Exercise objective — Each line that contains the string "أذربيجان" counts once; report how many such lines appear in the data, as a number only.

- - - - - - -

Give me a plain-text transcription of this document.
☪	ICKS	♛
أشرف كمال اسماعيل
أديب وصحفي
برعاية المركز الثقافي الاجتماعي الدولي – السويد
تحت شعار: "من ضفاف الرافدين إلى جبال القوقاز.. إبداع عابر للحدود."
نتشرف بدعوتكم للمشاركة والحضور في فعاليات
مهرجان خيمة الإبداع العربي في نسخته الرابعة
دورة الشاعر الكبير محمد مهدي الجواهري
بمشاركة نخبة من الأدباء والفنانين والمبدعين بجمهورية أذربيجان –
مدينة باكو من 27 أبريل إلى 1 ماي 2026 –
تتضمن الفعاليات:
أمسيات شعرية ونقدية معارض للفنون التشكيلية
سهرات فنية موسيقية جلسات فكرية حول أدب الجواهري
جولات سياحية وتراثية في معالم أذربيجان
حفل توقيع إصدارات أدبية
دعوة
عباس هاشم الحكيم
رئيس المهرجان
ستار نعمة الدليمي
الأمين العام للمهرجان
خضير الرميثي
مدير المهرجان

- - - - - - -

Task solution — 2